> _Entries provided_:
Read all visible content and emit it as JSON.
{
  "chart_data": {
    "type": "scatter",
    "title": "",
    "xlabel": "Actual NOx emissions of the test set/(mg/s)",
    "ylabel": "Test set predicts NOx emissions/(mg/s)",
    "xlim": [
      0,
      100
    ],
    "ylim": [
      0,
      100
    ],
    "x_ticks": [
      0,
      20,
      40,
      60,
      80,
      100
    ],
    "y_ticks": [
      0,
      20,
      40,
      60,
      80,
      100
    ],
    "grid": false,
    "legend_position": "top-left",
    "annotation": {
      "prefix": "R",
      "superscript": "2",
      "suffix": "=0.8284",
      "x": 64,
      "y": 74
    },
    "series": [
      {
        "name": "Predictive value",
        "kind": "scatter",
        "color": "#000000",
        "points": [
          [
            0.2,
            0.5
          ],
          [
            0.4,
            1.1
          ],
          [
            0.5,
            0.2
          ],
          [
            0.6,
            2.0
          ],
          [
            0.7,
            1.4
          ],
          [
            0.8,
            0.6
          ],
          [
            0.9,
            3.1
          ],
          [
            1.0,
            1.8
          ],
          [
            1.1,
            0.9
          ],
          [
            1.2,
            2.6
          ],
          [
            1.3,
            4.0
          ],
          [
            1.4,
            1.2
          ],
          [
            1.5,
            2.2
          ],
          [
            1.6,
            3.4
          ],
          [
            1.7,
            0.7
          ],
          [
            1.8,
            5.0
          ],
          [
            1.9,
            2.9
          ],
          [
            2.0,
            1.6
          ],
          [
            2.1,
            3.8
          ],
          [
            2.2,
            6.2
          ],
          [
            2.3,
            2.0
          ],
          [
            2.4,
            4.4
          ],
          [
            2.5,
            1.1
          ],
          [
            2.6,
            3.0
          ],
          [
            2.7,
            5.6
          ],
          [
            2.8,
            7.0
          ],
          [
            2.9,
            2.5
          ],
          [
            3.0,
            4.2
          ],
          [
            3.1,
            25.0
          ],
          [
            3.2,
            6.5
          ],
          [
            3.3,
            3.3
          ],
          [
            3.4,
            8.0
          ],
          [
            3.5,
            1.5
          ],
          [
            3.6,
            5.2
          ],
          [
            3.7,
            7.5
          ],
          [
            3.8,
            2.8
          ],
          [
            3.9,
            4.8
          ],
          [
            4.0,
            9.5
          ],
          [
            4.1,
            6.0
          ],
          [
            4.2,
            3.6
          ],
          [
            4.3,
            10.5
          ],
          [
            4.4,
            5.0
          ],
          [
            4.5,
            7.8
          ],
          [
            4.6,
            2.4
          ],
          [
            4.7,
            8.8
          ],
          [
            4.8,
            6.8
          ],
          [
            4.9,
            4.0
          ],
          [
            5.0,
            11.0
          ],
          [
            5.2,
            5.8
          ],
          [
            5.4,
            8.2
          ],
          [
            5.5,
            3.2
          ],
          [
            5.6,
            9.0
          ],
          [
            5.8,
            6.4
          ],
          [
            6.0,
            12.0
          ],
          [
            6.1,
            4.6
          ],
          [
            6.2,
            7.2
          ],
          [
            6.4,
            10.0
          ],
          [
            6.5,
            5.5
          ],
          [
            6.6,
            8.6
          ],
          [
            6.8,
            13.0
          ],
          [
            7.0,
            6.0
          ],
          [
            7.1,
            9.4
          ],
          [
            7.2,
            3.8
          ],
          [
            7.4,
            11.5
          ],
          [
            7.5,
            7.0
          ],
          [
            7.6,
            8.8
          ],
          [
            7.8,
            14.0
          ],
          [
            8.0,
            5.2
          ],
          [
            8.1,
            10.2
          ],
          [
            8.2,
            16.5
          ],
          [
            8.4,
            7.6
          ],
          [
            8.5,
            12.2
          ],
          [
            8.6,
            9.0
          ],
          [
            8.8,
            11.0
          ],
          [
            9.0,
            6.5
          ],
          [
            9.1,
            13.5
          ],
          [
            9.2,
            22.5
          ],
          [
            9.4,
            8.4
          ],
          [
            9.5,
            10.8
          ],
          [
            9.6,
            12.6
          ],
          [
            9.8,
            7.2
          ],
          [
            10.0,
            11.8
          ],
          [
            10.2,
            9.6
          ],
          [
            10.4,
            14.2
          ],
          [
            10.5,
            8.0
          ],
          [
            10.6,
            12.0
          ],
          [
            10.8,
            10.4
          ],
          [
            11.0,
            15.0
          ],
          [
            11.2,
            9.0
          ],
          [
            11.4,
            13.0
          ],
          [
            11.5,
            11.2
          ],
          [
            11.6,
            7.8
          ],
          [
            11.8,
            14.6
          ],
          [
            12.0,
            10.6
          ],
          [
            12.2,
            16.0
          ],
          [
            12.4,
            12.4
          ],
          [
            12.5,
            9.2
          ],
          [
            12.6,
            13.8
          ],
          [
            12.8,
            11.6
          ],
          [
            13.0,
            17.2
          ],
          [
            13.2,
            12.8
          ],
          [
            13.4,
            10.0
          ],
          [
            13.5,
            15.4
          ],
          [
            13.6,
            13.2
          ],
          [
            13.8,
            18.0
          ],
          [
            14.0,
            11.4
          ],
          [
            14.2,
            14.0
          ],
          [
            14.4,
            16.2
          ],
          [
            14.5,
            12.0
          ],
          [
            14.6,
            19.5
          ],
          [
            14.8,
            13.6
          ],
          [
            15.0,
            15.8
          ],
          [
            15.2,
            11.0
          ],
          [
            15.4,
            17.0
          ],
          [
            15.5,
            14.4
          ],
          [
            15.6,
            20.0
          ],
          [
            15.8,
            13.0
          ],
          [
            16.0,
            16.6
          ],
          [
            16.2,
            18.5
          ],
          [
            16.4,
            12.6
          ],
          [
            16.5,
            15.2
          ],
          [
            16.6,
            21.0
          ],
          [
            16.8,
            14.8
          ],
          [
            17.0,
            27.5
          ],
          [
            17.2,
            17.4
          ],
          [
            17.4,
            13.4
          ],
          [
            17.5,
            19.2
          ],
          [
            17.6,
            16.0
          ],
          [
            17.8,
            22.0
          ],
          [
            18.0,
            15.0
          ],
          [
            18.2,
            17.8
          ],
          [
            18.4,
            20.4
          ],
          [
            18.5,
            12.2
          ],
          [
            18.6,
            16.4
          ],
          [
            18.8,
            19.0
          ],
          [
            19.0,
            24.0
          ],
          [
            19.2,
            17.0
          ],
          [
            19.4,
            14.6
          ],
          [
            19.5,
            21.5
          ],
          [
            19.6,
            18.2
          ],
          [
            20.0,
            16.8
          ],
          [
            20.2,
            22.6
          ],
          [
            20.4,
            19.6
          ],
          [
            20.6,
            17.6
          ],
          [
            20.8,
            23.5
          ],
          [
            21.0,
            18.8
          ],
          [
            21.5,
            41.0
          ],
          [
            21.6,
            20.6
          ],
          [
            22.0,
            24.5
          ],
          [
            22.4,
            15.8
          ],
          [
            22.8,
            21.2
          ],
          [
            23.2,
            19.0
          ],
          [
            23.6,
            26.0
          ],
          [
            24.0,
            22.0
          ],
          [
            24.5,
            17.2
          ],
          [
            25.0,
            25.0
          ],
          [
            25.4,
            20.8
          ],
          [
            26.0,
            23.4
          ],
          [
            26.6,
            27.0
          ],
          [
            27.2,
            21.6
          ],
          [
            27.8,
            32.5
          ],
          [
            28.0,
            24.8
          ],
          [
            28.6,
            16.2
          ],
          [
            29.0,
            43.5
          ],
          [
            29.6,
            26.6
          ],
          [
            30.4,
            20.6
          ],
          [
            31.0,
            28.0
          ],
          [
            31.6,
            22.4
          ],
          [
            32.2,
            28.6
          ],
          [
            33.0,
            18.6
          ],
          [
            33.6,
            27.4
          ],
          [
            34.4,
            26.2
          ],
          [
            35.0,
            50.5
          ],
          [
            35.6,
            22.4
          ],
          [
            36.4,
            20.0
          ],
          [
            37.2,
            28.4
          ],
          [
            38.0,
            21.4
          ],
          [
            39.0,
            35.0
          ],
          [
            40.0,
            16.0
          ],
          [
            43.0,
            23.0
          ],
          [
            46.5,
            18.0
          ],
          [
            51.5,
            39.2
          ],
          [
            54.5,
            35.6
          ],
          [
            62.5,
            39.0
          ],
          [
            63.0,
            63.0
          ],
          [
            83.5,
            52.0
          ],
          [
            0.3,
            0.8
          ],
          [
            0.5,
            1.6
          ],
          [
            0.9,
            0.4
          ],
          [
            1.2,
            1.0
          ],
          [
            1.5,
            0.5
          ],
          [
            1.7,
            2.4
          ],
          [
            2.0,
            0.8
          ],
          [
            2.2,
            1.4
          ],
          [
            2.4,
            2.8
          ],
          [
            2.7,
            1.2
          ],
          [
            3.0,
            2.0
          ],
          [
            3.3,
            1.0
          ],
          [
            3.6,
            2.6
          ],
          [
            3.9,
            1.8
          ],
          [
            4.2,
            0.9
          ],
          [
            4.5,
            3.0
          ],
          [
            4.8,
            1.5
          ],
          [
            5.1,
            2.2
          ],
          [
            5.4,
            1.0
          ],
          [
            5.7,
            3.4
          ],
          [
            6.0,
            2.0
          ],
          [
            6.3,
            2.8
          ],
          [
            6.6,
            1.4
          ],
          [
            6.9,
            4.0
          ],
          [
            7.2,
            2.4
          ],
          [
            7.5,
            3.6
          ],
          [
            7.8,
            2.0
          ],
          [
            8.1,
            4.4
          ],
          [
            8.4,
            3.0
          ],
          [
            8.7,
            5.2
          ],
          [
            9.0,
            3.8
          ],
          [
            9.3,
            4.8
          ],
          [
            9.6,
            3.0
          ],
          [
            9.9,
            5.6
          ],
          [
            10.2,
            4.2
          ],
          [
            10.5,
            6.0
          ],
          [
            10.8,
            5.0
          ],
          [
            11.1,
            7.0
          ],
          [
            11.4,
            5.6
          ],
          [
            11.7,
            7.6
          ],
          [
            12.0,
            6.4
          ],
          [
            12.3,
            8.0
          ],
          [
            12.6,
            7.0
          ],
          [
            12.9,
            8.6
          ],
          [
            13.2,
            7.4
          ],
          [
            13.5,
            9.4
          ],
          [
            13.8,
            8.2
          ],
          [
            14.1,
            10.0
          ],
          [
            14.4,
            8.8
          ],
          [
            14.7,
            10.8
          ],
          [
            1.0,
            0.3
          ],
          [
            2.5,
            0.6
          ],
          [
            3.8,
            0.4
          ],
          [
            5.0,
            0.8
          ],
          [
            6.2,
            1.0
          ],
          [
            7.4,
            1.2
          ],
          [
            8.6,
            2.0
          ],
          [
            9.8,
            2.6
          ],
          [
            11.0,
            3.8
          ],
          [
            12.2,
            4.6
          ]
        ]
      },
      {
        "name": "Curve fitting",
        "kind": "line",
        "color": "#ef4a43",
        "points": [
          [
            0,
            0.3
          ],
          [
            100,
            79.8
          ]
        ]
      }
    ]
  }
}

> _What you are asked to do_: Look through the data above. Each line containing the word "emissions" needs to be copied.

> _Written answer_:
    "xlabel": "Actual NOx emissions of the test set/(mg/s)",
    "ylabel": "Test set predicts NOx emissions/(mg/s)",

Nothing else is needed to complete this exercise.